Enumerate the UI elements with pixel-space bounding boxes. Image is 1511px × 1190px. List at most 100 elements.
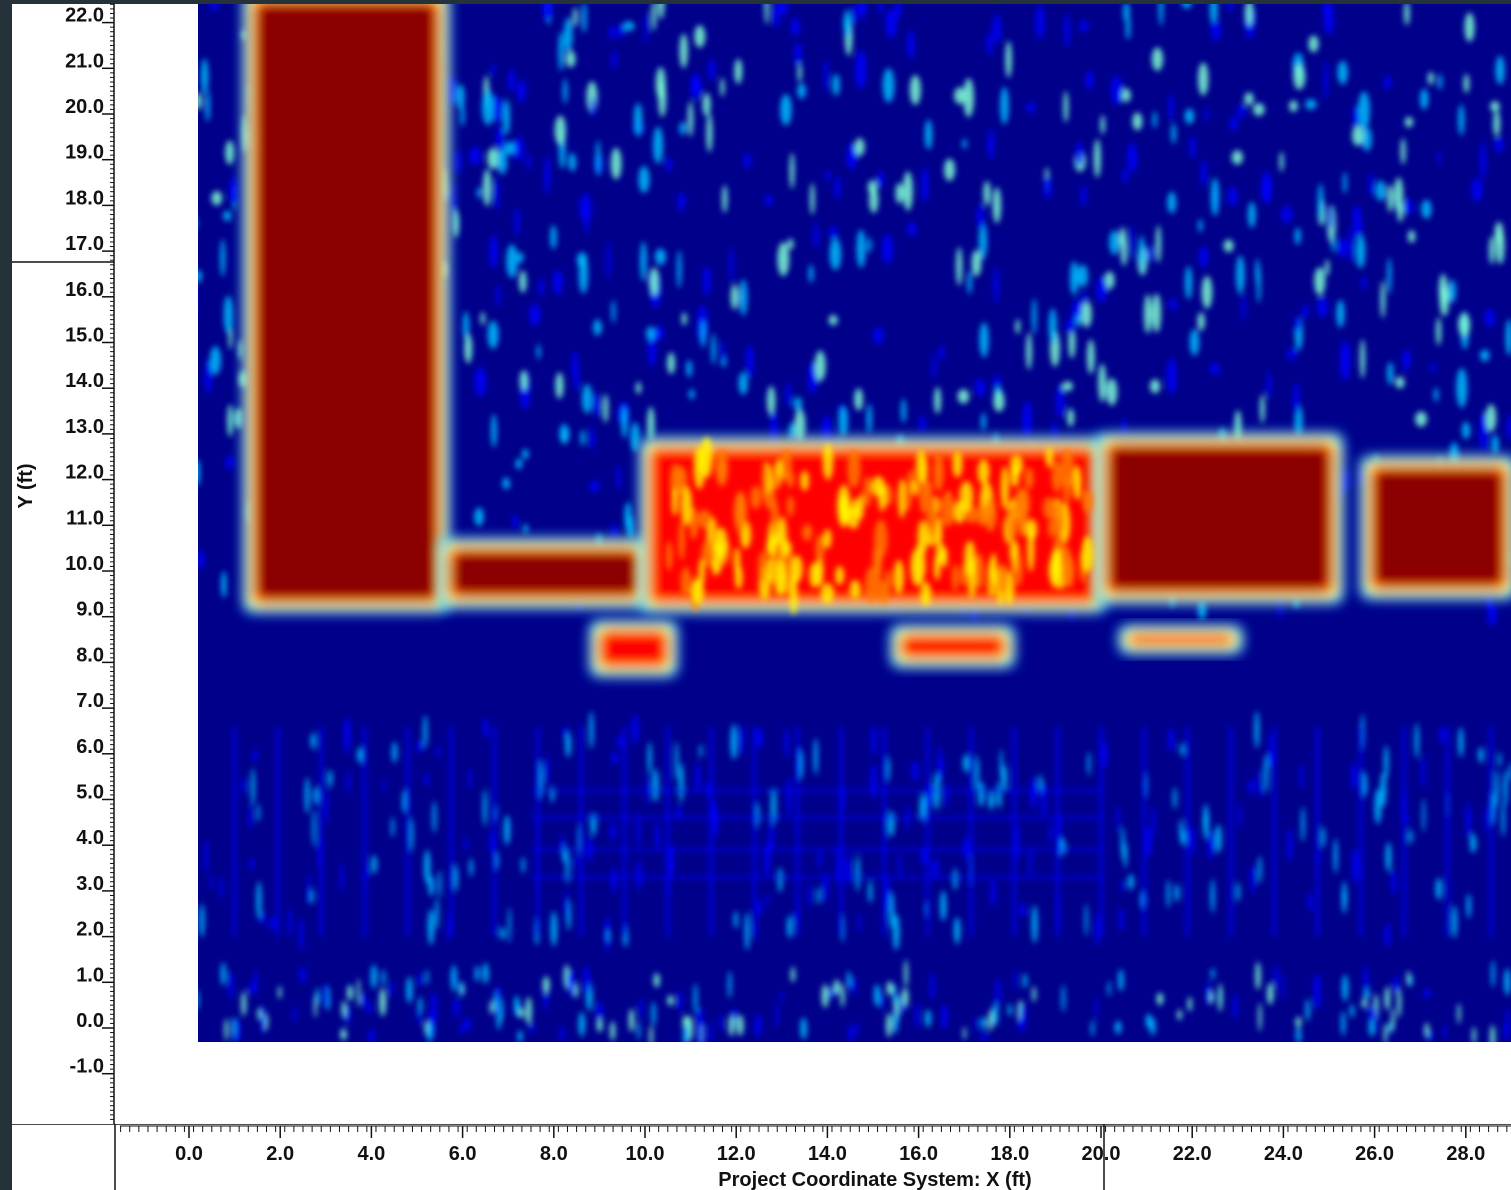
texture-cell-830: [1118, 907, 1124, 932]
texture-cell-418: [616, 24, 625, 39]
texture-cell-60: [1360, 277, 1367, 289]
texture-cell-5: [772, 4, 781, 28]
texture-cell-1055: [426, 1022, 434, 1042]
texture-cell-857: [1257, 855, 1262, 884]
texture-cell-231: [1286, 348, 1298, 361]
texture-cell-965: [653, 972, 660, 988]
texture-cell-322: [1314, 267, 1326, 296]
texture-cell-312: [602, 393, 609, 423]
texture-cell-899: [1421, 755, 1426, 788]
texture-cell-497: [1063, 91, 1069, 123]
texture-cell-1066: [1187, 996, 1193, 1012]
texture-cell-812: [999, 749, 1003, 780]
texture-cell-888: [1451, 905, 1458, 939]
texture-cell-705: [636, 860, 643, 891]
texture-cell-211: [1026, 102, 1036, 113]
texture-cell-863: [1254, 711, 1260, 749]
zone-speckle: [669, 463, 682, 500]
y-tick-label: 11.0: [66, 507, 104, 529]
texture-cell-73: [1433, 387, 1439, 402]
texture-cell-845: [343, 717, 351, 754]
texture-cell-61: [648, 267, 660, 296]
texture-cell-17: [706, 113, 713, 153]
texture-cell-303: [789, 152, 795, 189]
texture-cell-123: [1375, 180, 1386, 202]
texture-cell-1046: [574, 983, 579, 999]
texture-cell-16: [918, 415, 926, 432]
texture-cell-1090: [1258, 1002, 1262, 1032]
texture-cell-737: [507, 907, 511, 944]
texture-cell-914: [1397, 988, 1402, 1018]
texture-cell-1078: [880, 993, 884, 1012]
texture-cell-1064: [583, 964, 589, 994]
texture-cell-909: [247, 983, 255, 995]
texture-cell-172: [1495, 228, 1505, 265]
texture-cell-982: [1383, 1023, 1388, 1042]
texture-cell-13: [1294, 227, 1301, 245]
zone-speckle: [952, 451, 963, 478]
texture-cell-321: [1048, 308, 1057, 344]
texture-cell-884: [817, 849, 822, 870]
texture-cell-680: [573, 855, 578, 870]
texture-cell-652: [988, 791, 995, 810]
heatmap-plot-area[interactable]: [198, 4, 1511, 1042]
zone-speckle: [691, 579, 705, 604]
texture-cell-487: [621, 406, 628, 439]
texture-cell-693: [1307, 891, 1313, 912]
texture-cell-161: [487, 320, 499, 349]
texture-cell-140: [829, 238, 842, 271]
texture-cell-766: [312, 809, 316, 847]
texture-cell-931: [780, 990, 784, 1004]
texture-cell-1006: [228, 970, 234, 1000]
texture-cell-1060: [220, 962, 227, 986]
texture-cell-630: [1491, 434, 1499, 455]
texture-cell-306: [1427, 71, 1434, 85]
texture-cell-18: [198, 269, 203, 283]
chart-panel: [12, 4, 1511, 1190]
texture-cell-822: [453, 864, 458, 892]
texture-cell-1015: [1232, 993, 1238, 1020]
y-tick-label: 12.0: [65, 462, 104, 484]
texture-cell-350: [906, 222, 917, 237]
texture-cell-807: [816, 887, 821, 905]
texture-cell-657: [822, 871, 829, 903]
texture-cell-226: [938, 345, 945, 360]
texture-cell-178: [895, 182, 904, 204]
texture-cell-14: [1166, 358, 1177, 394]
texture-cell-679: [887, 810, 895, 837]
texture-cell-337: [1247, 201, 1256, 228]
texture-cell-1068: [974, 1015, 978, 1033]
texture-cell-831: [550, 911, 558, 947]
texture-streak: [275, 726, 280, 937]
texture-cell-505: [932, 353, 937, 380]
texture-cell-463: [1359, 339, 1366, 379]
y-tick-label: 8.0: [76, 644, 104, 666]
texture-cell-1084: [1368, 1005, 1374, 1021]
texture-cell-29: [1031, 298, 1037, 335]
texture-cell-801: [1439, 726, 1445, 744]
texture-cell-507: [814, 350, 826, 382]
texture-cell-62: [900, 398, 907, 424]
texture-cell-392: [1152, 111, 1157, 129]
texture-cell-962: [981, 1030, 987, 1042]
zone-speckle: [933, 452, 945, 492]
texture-cell-361: [655, 67, 666, 100]
texture-cell-538: [624, 501, 632, 532]
texture-cell-339: [1198, 62, 1209, 96]
texture-cell-360: [1493, 110, 1501, 137]
texture-cell-472: [828, 314, 838, 326]
texture-cell-1075: [464, 1017, 472, 1031]
texture-cell-643: [1408, 829, 1413, 844]
texture-cell-617: [589, 433, 595, 445]
texture-cell-3: [495, 126, 505, 152]
texture-cell-814: [304, 777, 310, 814]
texture-cell-886: [1250, 865, 1255, 884]
texture-cell-958: [430, 992, 437, 1008]
texture-cell-1009: [567, 971, 571, 989]
texture-cell-751: [1172, 787, 1177, 809]
texture-cell-111: [846, 143, 858, 170]
texture-cell-357: [1241, 293, 1246, 322]
texture-cell-301: [223, 295, 234, 334]
texture-cell-160: [1337, 60, 1348, 85]
texture-cell-1097: [406, 976, 413, 1004]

-*-*-

Requirements: Please reproduce the records above with every "zone-speckle" changed to "noise-speck" and all else untouched, leaving out the pictures.

Written solution:
Enumerate the UI elements with pixel-space bounding boxes. Image is 1511px × 1190px. List at most 100 elements.
texture-cell-830: [1118, 907, 1124, 932]
texture-cell-418: [616, 24, 625, 39]
texture-cell-60: [1360, 277, 1367, 289]
texture-cell-5: [772, 4, 781, 28]
texture-cell-1055: [426, 1022, 434, 1042]
texture-cell-857: [1257, 855, 1262, 884]
texture-cell-231: [1286, 348, 1298, 361]
texture-cell-965: [653, 972, 660, 988]
texture-cell-322: [1314, 267, 1326, 296]
texture-cell-312: [602, 393, 609, 423]
texture-cell-899: [1421, 755, 1426, 788]
texture-cell-497: [1063, 91, 1069, 123]
texture-cell-1066: [1187, 996, 1193, 1012]
texture-cell-812: [999, 749, 1003, 780]
texture-cell-888: [1451, 905, 1458, 939]
texture-cell-705: [636, 860, 643, 891]
texture-cell-211: [1026, 102, 1036, 113]
texture-cell-863: [1254, 711, 1260, 749]
noise-speck: [669, 463, 682, 500]
y-tick-label: 11.0: [66, 507, 104, 529]
texture-cell-73: [1433, 387, 1439, 402]
texture-cell-845: [343, 717, 351, 754]
texture-cell-61: [648, 267, 660, 296]
texture-cell-17: [706, 113, 713, 153]
texture-cell-303: [789, 152, 795, 189]
texture-cell-123: [1375, 180, 1386, 202]
texture-cell-1046: [574, 983, 579, 999]
texture-cell-16: [918, 415, 926, 432]
texture-cell-1090: [1258, 1002, 1262, 1032]
texture-cell-737: [507, 907, 511, 944]
texture-cell-914: [1397, 988, 1402, 1018]
texture-cell-1078: [880, 993, 884, 1012]
texture-cell-1064: [583, 964, 589, 994]
texture-cell-909: [247, 983, 255, 995]
texture-cell-172: [1495, 228, 1505, 265]
texture-cell-982: [1383, 1023, 1388, 1042]
texture-cell-13: [1294, 227, 1301, 245]
noise-speck: [952, 451, 963, 478]
texture-cell-321: [1048, 308, 1057, 344]
texture-cell-884: [817, 849, 822, 870]
texture-cell-680: [573, 855, 578, 870]
texture-cell-652: [988, 791, 995, 810]
heatmap-plot-area[interactable]: [198, 4, 1511, 1042]
noise-speck: [691, 579, 705, 604]
texture-cell-487: [621, 406, 628, 439]
texture-cell-693: [1307, 891, 1313, 912]
texture-cell-161: [487, 320, 499, 349]
texture-cell-140: [829, 238, 842, 271]
texture-cell-766: [312, 809, 316, 847]
texture-cell-931: [780, 990, 784, 1004]
texture-cell-1006: [228, 970, 234, 1000]
texture-cell-1060: [220, 962, 227, 986]
texture-cell-630: [1491, 434, 1499, 455]
texture-cell-306: [1427, 71, 1434, 85]
texture-cell-18: [198, 269, 203, 283]
chart-panel: [12, 4, 1511, 1190]
texture-cell-822: [453, 864, 458, 892]
texture-cell-1015: [1232, 993, 1238, 1020]
y-tick-label: 12.0: [65, 462, 104, 484]
texture-cell-350: [906, 222, 917, 237]
texture-cell-807: [816, 887, 821, 905]
texture-cell-657: [822, 871, 829, 903]
texture-cell-226: [938, 345, 945, 360]
texture-cell-178: [895, 182, 904, 204]
texture-cell-14: [1166, 358, 1177, 394]
texture-cell-679: [887, 810, 895, 837]
texture-cell-337: [1247, 201, 1256, 228]
texture-cell-1068: [974, 1015, 978, 1033]
texture-cell-831: [550, 911, 558, 947]
texture-streak: [275, 726, 280, 937]
texture-cell-505: [932, 353, 937, 380]
texture-cell-463: [1359, 339, 1366, 379]
y-tick-label: 8.0: [76, 644, 104, 666]
texture-cell-1084: [1368, 1005, 1374, 1021]
texture-cell-29: [1031, 298, 1037, 335]
texture-cell-801: [1439, 726, 1445, 744]
texture-cell-507: [814, 350, 826, 382]
texture-cell-62: [900, 398, 907, 424]
texture-cell-392: [1152, 111, 1157, 129]
texture-cell-962: [981, 1030, 987, 1042]
noise-speck: [933, 452, 945, 492]
texture-cell-361: [655, 67, 666, 100]
texture-cell-538: [624, 501, 632, 532]
texture-cell-339: [1198, 62, 1209, 96]
texture-cell-360: [1493, 110, 1501, 137]
texture-cell-472: [828, 314, 838, 326]
texture-cell-1075: [464, 1017, 472, 1031]
texture-cell-643: [1408, 829, 1413, 844]
texture-cell-617: [589, 433, 595, 445]
texture-cell-3: [495, 126, 505, 152]
texture-cell-814: [304, 777, 310, 814]
texture-cell-886: [1250, 865, 1255, 884]
texture-cell-958: [430, 992, 437, 1008]
texture-cell-1009: [567, 971, 571, 989]
texture-cell-751: [1172, 787, 1177, 809]
texture-cell-111: [846, 143, 858, 170]
texture-cell-357: [1241, 293, 1246, 322]
texture-cell-301: [223, 295, 234, 334]
texture-cell-160: [1337, 60, 1348, 85]
texture-cell-1097: [406, 976, 413, 1004]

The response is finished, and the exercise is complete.